(Dataset excerpt)
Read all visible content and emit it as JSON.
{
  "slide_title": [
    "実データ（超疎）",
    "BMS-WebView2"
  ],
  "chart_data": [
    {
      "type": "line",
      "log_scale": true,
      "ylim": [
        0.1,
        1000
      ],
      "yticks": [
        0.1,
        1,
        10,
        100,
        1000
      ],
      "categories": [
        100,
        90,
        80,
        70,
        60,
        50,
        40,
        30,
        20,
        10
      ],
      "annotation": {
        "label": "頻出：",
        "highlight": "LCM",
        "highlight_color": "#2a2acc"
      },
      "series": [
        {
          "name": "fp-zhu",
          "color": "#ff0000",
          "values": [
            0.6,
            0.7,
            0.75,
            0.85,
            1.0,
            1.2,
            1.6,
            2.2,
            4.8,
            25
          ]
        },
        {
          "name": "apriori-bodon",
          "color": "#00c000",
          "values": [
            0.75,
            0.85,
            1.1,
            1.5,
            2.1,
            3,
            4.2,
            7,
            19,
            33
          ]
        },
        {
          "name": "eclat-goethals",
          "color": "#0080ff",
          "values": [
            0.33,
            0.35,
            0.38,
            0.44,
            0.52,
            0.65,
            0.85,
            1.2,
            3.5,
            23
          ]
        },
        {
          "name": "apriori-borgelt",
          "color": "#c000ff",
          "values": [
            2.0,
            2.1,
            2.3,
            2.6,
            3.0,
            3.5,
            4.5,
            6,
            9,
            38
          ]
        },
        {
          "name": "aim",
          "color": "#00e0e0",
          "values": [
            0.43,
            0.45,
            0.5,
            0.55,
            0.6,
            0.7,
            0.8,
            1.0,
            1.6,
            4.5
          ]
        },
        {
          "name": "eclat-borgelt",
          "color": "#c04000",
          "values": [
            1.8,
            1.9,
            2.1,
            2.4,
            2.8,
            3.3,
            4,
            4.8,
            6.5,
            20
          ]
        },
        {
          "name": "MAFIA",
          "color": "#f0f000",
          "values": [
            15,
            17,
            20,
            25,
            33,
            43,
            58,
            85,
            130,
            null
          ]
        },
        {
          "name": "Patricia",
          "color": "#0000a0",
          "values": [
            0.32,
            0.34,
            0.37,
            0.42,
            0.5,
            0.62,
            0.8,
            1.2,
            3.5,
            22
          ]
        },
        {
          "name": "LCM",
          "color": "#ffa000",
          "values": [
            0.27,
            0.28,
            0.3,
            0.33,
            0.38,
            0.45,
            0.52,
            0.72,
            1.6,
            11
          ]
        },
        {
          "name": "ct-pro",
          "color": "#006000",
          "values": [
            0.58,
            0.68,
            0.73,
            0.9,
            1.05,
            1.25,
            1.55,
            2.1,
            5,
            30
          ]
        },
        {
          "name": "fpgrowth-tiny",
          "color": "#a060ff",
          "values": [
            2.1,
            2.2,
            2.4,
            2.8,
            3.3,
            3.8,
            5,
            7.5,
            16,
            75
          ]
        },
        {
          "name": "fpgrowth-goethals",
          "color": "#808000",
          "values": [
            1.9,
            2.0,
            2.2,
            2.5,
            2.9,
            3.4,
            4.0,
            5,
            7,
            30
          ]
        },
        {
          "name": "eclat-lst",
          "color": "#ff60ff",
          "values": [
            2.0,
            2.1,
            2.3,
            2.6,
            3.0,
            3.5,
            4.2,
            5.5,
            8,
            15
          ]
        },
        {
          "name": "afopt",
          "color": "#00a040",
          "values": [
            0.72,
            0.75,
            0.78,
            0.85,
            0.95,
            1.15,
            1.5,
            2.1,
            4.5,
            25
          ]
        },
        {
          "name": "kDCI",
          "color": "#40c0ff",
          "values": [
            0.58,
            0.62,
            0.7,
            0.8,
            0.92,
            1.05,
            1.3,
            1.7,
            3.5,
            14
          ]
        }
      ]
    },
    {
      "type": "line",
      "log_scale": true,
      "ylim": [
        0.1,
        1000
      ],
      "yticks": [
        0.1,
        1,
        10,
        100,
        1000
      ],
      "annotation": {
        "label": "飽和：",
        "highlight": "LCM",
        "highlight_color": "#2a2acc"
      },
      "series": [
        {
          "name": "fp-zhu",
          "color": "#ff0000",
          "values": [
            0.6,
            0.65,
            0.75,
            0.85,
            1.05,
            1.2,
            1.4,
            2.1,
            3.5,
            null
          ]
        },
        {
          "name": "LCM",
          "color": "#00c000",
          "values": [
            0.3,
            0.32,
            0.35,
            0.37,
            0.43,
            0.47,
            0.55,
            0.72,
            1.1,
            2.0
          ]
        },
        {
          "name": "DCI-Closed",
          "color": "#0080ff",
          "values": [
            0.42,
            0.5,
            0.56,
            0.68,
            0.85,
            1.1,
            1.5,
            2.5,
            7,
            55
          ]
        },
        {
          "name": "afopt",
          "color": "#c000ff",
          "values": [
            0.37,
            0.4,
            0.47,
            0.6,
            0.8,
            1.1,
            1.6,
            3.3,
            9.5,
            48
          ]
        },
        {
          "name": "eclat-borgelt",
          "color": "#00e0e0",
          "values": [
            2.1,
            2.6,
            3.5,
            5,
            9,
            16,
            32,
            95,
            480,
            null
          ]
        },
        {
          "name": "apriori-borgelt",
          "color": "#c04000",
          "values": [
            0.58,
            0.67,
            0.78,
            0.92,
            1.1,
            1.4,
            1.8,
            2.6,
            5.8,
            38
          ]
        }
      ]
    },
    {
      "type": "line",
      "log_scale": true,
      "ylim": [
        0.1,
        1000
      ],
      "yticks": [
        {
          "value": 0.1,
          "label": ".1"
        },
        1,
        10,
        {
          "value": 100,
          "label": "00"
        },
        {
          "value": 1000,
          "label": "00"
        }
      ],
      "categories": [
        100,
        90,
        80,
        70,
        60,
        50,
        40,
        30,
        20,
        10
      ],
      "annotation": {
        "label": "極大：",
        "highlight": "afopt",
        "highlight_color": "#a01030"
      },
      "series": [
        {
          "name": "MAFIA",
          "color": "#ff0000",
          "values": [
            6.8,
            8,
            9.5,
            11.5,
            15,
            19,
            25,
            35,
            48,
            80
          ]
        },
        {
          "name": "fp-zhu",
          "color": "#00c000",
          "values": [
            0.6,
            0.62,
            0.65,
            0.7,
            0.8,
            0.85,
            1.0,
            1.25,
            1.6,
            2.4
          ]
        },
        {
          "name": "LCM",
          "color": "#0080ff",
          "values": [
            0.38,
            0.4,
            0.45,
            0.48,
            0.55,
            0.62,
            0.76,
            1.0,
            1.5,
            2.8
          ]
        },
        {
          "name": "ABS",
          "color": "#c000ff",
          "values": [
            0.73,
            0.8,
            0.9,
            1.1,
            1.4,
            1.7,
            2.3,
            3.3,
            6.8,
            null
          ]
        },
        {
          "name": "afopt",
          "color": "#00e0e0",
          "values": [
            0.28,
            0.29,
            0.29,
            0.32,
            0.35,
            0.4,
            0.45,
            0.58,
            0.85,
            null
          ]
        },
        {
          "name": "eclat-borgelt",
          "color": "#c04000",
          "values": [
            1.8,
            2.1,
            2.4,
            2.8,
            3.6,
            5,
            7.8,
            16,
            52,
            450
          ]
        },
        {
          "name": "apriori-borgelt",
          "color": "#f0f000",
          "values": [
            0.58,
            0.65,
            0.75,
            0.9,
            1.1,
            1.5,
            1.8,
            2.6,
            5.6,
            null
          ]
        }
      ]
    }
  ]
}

* _Task requirements_: Reproduce all of the data exactly as given.

* _Exercise output_:
Read all visible content and emit it as JSON.
{
  "slide_title": [
    "実データ（超疎）",
    "BMS-WebView2"
  ],
  "chart_data": [
    {
      "type": "line",
      "log_scale": true,
      "ylim": [
        0.1,
        1000
      ],
      "yticks": [
        0.1,
        1,
        10,
        100,
        1000
      ],
      "categories": [
        100,
        90,
        80,
        70,
        60,
        50,
        40,
        30,
        20,
        10
      ],
      "annotation": {
        "label": "頻出：",
        "highlight": "LCM",
        "highlight_color": "#2a2acc"
      },
      "series": [
        {
          "name": "fp-zhu",
          "color": "#ff0000",
          "values": [
            0.6,
            0.7,
            0.75,
            0.85,
            1.0,
            1.2,
            1.6,
            2.2,
            4.8,
            25
          ]
        },
        {
          "name": "apriori-bodon",
          "color": "#00c000",
          "values": [
            0.75,
            0.85,
            1.1,
            1.5,
            2.1,
            3,
            4.2,
            7,
            19,
            33
          ]
        },
        {
          "name": "eclat-goethals",
          "color": "#0080ff",
          "values": [
            0.33,
            0.35,
            0.38,
            0.44,
            0.52,
            0.65,
            0.85,
            1.2,
            3.5,
            23
          ]
        },
        {
          "name": "apriori-borgelt",
          "color": "#c000ff",
          "values": [
            2.0,
            2.1,
            2.3,
            2.6,
            3.0,
            3.5,
            4.5,
            6,
            9,
            38
          ]
        },
        {
          "name": "aim",
          "color": "#00e0e0",
          "values": [
            0.43,
            0.45,
            0.5,
            0.55,
            0.6,
            0.7,
            0.8,
            1.0,
            1.6,
            4.5
          ]
        },
        {
          "name": "eclat-borgelt",
          "color": "#c04000",
          "values": [
            1.8,
            1.9,
            2.1,
            2.4,
            2.8,
            3.3,
            4,
            4.8,
            6.5,
            20
          ]
        },
        {
          "name": "MAFIA",
          "color": "#f0f000",
          "values": [
            15,
            17,
            20,
            25,
            33,
            43,
            58,
            85,
            130,
            null
          ]
        },
        {
          "name": "Patricia",
          "color": "#0000a0",
          "values": [
            0.32,
            0.34,
            0.37,
            0.42,
            0.5,
            0.62,
            0.8,
            1.2,
            3.5,
            22
          ]
        },
        {
          "name": "LCM",
          "color": "#ffa000",
          "values": [
            0.27,
            0.28,
            0.3,
            0.33,
            0.38,
            0.45,
            0.52,
            0.72,
            1.6,
            11
          ]
        },
        {
          "name": "ct-pro",
          "color": "#006000",
          "values": [
            0.58,
            0.68,
            0.73,
            0.9,
            1.05,
            1.25,
            1.55,
            2.1,
            5,
            30
          ]
        },
        {
          "name": "fpgrowth-tiny",
          "color": "#a060ff",
          "values": [
            2.1,
            2.2,
            2.4,
            2.8,
            3.3,
            3.8,
            5,
            7.5,
            16,
            75
          ]
        },
        {
          "name": "fpgrowth-goethals",
          "color": "#808000",
          "values": [
            1.9,
            2.0,
            2.2,
            2.5,
            2.9,
            3.4,
            4.0,
            5,
            7,
            30
          ]
        },
        {
          "name": "eclat-lst",
          "color": "#ff60ff",
          "values": [
            2.0,
            2.1,
            2.3,
            2.6,
            3.0,
            3.5,
            4.2,
            5.5,
            8,
            15
          ]
        },
        {
          "name": "afopt",
          "color": "#00a040",
          "values": [
            0.72,
            0.75,
            0.78,
            0.85,
            0.95,
            1.15,
            1.5,
            2.1,
            4.5,
            25
          ]
        },
        {
          "name": "kDCI",
          "color": "#40c0ff",
          "values": [
            0.58,
            0.62,
            0.7,
            0.8,
            0.92,
            1.05,
            1.3,
            1.7,
            3.5,
            14
          ]
        }
      ]
    },
    {
      "type": "line",
      "log_scale": true,
      "ylim": [
        0.1,
        1000
      ],
      "yticks": [
        0.1,
        1,
        10,
        100,
        1000
      ],
      "annotation": {
        "label": "飽和：",
        "highlight": "LCM",
        "highlight_color": "#2a2acc"
      },
      "series": [
        {
          "name": "fp-zhu",
          "color": "#ff0000",
          "values": [
            0.6,
            0.65,
            0.75,
            0.85,
            1.05,
            1.2,
            1.4,
            2.1,
            3.5,
            null
          ]
        },
        {
          "name": "LCM",
          "color": "#00c000",
          "values": [
            0.3,
            0.32,
            0.35,
            0.37,
            0.43,
            0.47,
            0.55,
            0.72,
            1.1,
            2.0
          ]
        },
        {
          "name": "DCI-Closed",
          "color": "#0080ff",
          "values": [
            0.42,
            0.5,
            0.56,
            0.68,
            0.85,
            1.1,
            1.5,
            2.5,
            7,
            55
          ]
        },
        {
          "name": "afopt",
          "color": "#c000ff",
          "values": [
            0.37,
            0.4,
            0.47,
            0.6,
            0.8,
            1.1,
            1.6,
            3.3,
            9.5,
            48
          ]
        },
        {
          "name": "eclat-borgelt",
          "color": "#00e0e0",
          "values": [
            2.1,
            2.6,
            3.5,
            5,
            9,
            16,
            32,
            95,
            480,
            null
          ]
        },
        {
          "name": "apriori-borgelt",
          "color": "#c04000",
          "values": [
            0.58,
            0.67,
            0.78,
            0.92,
            1.1,
            1.4,
            1.8,
            2.6,
            5.8,
            38
          ]
        }
      ]
    },
    {
      "type": "line",
      "log_scale": true,
      "ylim": [
        0.1,
        1000
      ],
      "yticks": [
        {
          "value": 0.1,
          "label": ".1"
        },
        1,
        10,
        {
          "value": 100,
          "label": "00"
        },
        {
          "value": 1000,
          "label": "00"
        }
      ],
      "categories": [
        100,
        90,
        80,
        70,
        60,
        50,
        40,
        30,
        20,
        10
      ],
      "annotation": {
        "label": "極大：",
        "highlight": "afopt",
        "highlight_color": "#a01030"
      },
      "series": [
        {
          "name": "MAFIA",
          "color": "#ff0000",
          "values": [
            6.8,
            8,
            9.5,
            11.5,
            15,
            19,
            25,
            35,
            48,
            80
          ]
        },
        {
          "name": "fp-zhu",
          "color": "#00c000",
          "values": [
            0.6,
            0.62,
            0.65,
            0.7,
            0.8,
            0.85,
            1.0,
            1.25,
            1.6,
            2.4
          ]
        },
        {
          "name": "LCM",
          "color": "#0080ff",
          "values": [
            0.38,
            0.4,
            0.45,
            0.48,
            0.55,
            0.62,
            0.76,
            1.0,
            1.5,
            2.8
          ]
        },
        {
          "name": "ABS",
          "color": "#c000ff",
          "values": [
            0.73,
            0.8,
            0.9,
            1.1,
            1.4,
            1.7,
            2.3,
            3.3,
            6.8,
            null
          ]
        },
        {
          "name": "afopt",
          "color": "#00e0e0",
          "values": [
            0.28,
            0.29,
            0.29,
            0.32,
            0.35,
            0.4,
            0.45,
            0.58,
            0.85,
            null
          ]
        },
        {
          "name": "eclat-borgelt",
          "color": "#c04000",
          "values": [
            1.8,
            2.1,
            2.4,
            2.8,
            3.6,
            5,
            7.8,
            16,
            52,
            450
          ]
        },
        {
          "name": "apriori-borgelt",
          "color": "#f0f000",
          "values": [
            0.58,
            0.65,
            0.75,
            0.9,
            1.1,
            1.5,
            1.8,
            2.6,
            5.6,
            null
          ]
        }
      ]
    }
  ]
}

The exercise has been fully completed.